═══ SUPPLIED MATERIAL

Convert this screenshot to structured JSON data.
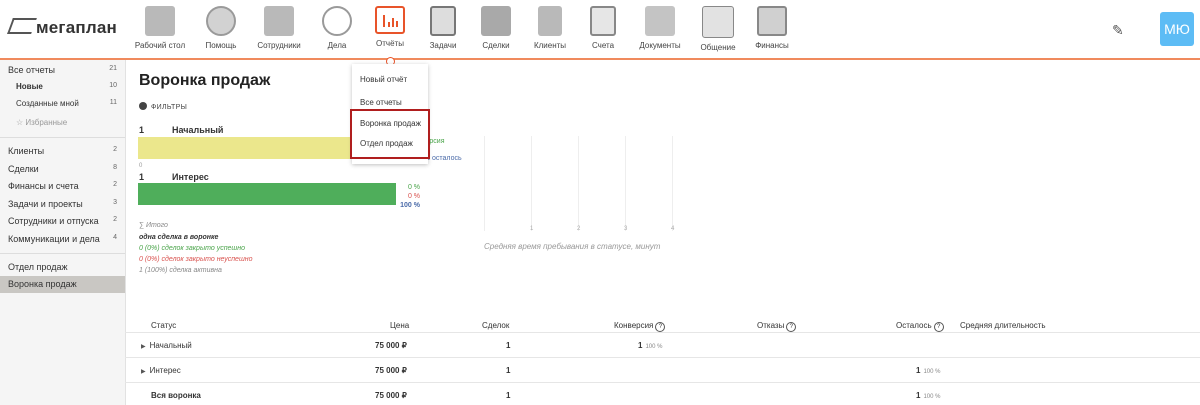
{
  "app": {
    "logo": "мегаплан",
    "avatar_initials": "МЮ"
  },
  "nav": [
    {
      "label": "Рабочий стол",
      "icon": "desktop-icon"
    },
    {
      "label": "Помощь",
      "icon": "lifebuoy-icon"
    },
    {
      "label": "Сотрудники",
      "icon": "employees-icon"
    },
    {
      "label": "Дела",
      "icon": "clock-icon"
    },
    {
      "label": "Отчёты",
      "icon": "report-chart-icon",
      "active": true
    },
    {
      "label": "Задачи",
      "icon": "clipboard-check-icon"
    },
    {
      "label": "Сделки",
      "icon": "briefcase-icon"
    },
    {
      "label": "Клиенты",
      "icon": "client-card-icon"
    },
    {
      "label": "Счета",
      "icon": "invoice-icon"
    },
    {
      "label": "Документы",
      "icon": "folder-icon"
    },
    {
      "label": "Общение",
      "icon": "chat-bubbles-icon"
    },
    {
      "label": "Финансы",
      "icon": "safe-icon"
    }
  ],
  "sidebar": {
    "all_reports": {
      "label": "Все отчеты",
      "count": "21"
    },
    "new": {
      "label": "Новые",
      "count": "10"
    },
    "mine": {
      "label": "Созданные мной",
      "count": "11"
    },
    "favorites": {
      "label": "Избранные"
    },
    "groups": [
      {
        "label": "Клиенты",
        "count": "2"
      },
      {
        "label": "Сделки",
        "count": "8"
      },
      {
        "label": "Финансы и счета",
        "count": "2"
      },
      {
        "label": "Задачи и проекты",
        "count": "3"
      },
      {
        "label": "Сотрудники и отпуска",
        "count": "2"
      },
      {
        "label": "Коммуникации и дела",
        "count": "4"
      }
    ],
    "reports": [
      {
        "label": "Отдел продаж"
      },
      {
        "label": "Воронка продаж",
        "active": true
      }
    ]
  },
  "dropdown": {
    "items": [
      "Новый отчёт",
      "Все отчеты",
      "Воронка продаж",
      "Отдел продаж"
    ]
  },
  "page": {
    "title": "Воронка продаж",
    "filters": "ФИЛЬТРЫ"
  },
  "funnel": {
    "stages": [
      {
        "count": "1",
        "name": "Начальный",
        "pct1": "",
        "pct2": "",
        "pct3": ""
      },
      {
        "count": "1",
        "name": "Интерес",
        "pct1": "0 %",
        "pct2": "0 %",
        "pct3": "100 %"
      }
    ],
    "colors": {
      "stage1": "#ebe78c",
      "stage2": "#4fae5b",
      "green": "#4aa44a",
      "red": "#d9534f",
      "blue": "#4a6aa8"
    },
    "conversion_partial": "нверсия",
    "loss_partial": "аз",
    "remaining_partial": "0 % осталось",
    "summary": {
      "total": "Итого",
      "one_deal": "одна сделка в воронке",
      "won": "0 (0%) сделок закрыто успешно",
      "lost": "0 (0%) сделок закрыто неуспешно",
      "active": "1 (100%) сделка активна"
    },
    "stage2_arrow": "0"
  },
  "chart_data": {
    "type": "bar",
    "orientation": "horizontal",
    "title": "",
    "xlabel": "Средняя время пребывания в статусе, минут",
    "ylabel": "",
    "categories": [],
    "values": [],
    "x_ticks": [
      "1",
      "2",
      "3",
      "4"
    ],
    "grid": true
  },
  "table": {
    "headers": {
      "status": "Статус",
      "price": "Цена",
      "deals": "Сделок",
      "conversion": "Конверсия",
      "losses": "Отказы",
      "remaining": "Осталось",
      "avg_duration": "Средняя длительность"
    },
    "rows": [
      {
        "status": "Начальный",
        "price": "75 000 ₽",
        "deals": "1",
        "conversion": "1",
        "conversion_pct": "100 %",
        "remaining": "",
        "remaining_pct": ""
      },
      {
        "status": "Интерес",
        "price": "75 000 ₽",
        "deals": "1",
        "conversion": "",
        "conversion_pct": "",
        "remaining": "1",
        "remaining_pct": "100 %"
      },
      {
        "status": "Вся воронка",
        "price": "75 000 ₽",
        "deals": "1",
        "conversion": "",
        "conversion_pct": "",
        "remaining": "1",
        "remaining_pct": "100 %"
      }
    ]
  }
}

══════

#### DIRECTION:
Set down every entry word for word, but omit the pictures.

#### RESULT:
Convert this screenshot to structured JSON data.
{
  "app": {
    "logo": "мегаплан",
    "avatar_initials": "МЮ"
  },
  "nav": [
    {
      "label": "Рабочий стол",
      "icon": "desktop-icon"
    },
    {
      "label": "Помощь",
      "icon": "lifebuoy-icon"
    },
    {
      "label": "Сотрудники",
      "icon": "employees-icon"
    },
    {
      "label": "Дела",
      "icon": "clock-icon"
    },
    {
      "label": "Отчёты",
      "icon": "report-chart-icon",
      "active": true
    },
    {
      "label": "Задачи",
      "icon": "clipboard-check-icon"
    },
    {
      "label": "Сделки",
      "icon": "briefcase-icon"
    },
    {
      "label": "Клиенты",
      "icon": "client-card-icon"
    },
    {
      "label": "Счета",
      "icon": "invoice-icon"
    },
    {
      "label": "Документы",
      "icon": "folder-icon"
    },
    {
      "label": "Общение",
      "icon": "chat-bubbles-icon"
    },
    {
      "label": "Финансы",
      "icon": "safe-icon"
    }
  ],
  "sidebar": {
    "all_reports": {
      "label": "Все отчеты",
      "count": "21"
    },
    "new": {
      "label": "Новые",
      "count": "10"
    },
    "mine": {
      "label": "Созданные мной",
      "count": "11"
    },
    "favorites": {
      "label": "Избранные"
    },
    "groups": [
      {
        "label": "Клиенты",
        "count": "2"
      },
      {
        "label": "Сделки",
        "count": "8"
      },
      {
        "label": "Финансы и счета",
        "count": "2"
      },
      {
        "label": "Задачи и проекты",
        "count": "3"
      },
      {
        "label": "Сотрудники и отпуска",
        "count": "2"
      },
      {
        "label": "Коммуникации и дела",
        "count": "4"
      }
    ],
    "reports": [
      {
        "label": "Отдел продаж"
      },
      {
        "label": "Воронка продаж",
        "active": true
      }
    ]
  },
  "dropdown": {
    "items": [
      "Новый отчёт",
      "Все отчеты",
      "Воронка продаж",
      "Отдел продаж"
    ]
  },
  "page": {
    "title": "Воронка продаж",
    "filters": "ФИЛЬТРЫ"
  },
  "funnel": {
    "stages": [
      {
        "count": "1",
        "name": "Начальный",
        "pct1": "",
        "pct2": "",
        "pct3": ""
      },
      {
        "count": "1",
        "name": "Интерес",
        "pct1": "0 %",
        "pct2": "0 %",
        "pct3": "100 %"
      }
    ],
    "colors": {
      "stage1": "#ebe78c",
      "stage2": "#4fae5b",
      "green": "#4aa44a",
      "red": "#d9534f",
      "blue": "#4a6aa8"
    },
    "conversion_partial": "нверсия",
    "loss_partial": "аз",
    "remaining_partial": "0 % осталось",
    "summary": {
      "total": "Итого",
      "one_deal": "одна сделка в воронке",
      "won": "0 (0%) сделок закрыто успешно",
      "lost": "0 (0%) сделок закрыто неуспешно",
      "active": "1 (100%) сделка активна"
    },
    "stage2_arrow": "0"
  },
  "chart_data": {
    "type": "bar",
    "orientation": "horizontal",
    "title": "",
    "xlabel": "Средняя время пребывания в статусе, минут",
    "ylabel": "",
    "categories": [],
    "values": [],
    "x_ticks": [
      "1",
      "2",
      "3",
      "4"
    ],
    "grid": true
  },
  "table": {
    "headers": {
      "status": "Статус",
      "price": "Цена",
      "deals": "Сделок",
      "conversion": "Конверсия",
      "losses": "Отказы",
      "remaining": "Осталось",
      "avg_duration": "Средняя длительность"
    },
    "rows": [
      {
        "status": "Начальный",
        "price": "75 000 ₽",
        "deals": "1",
        "conversion": "1",
        "conversion_pct": "100 %",
        "remaining": "",
        "remaining_pct": ""
      },
      {
        "status": "Интерес",
        "price": "75 000 ₽",
        "deals": "1",
        "conversion": "",
        "conversion_pct": "",
        "remaining": "1",
        "remaining_pct": "100 %"
      },
      {
        "status": "Вся воронка",
        "price": "75 000 ₽",
        "deals": "1",
        "conversion": "",
        "conversion_pct": "",
        "remaining": "1",
        "remaining_pct": "100 %"
      }
    ]
  }
}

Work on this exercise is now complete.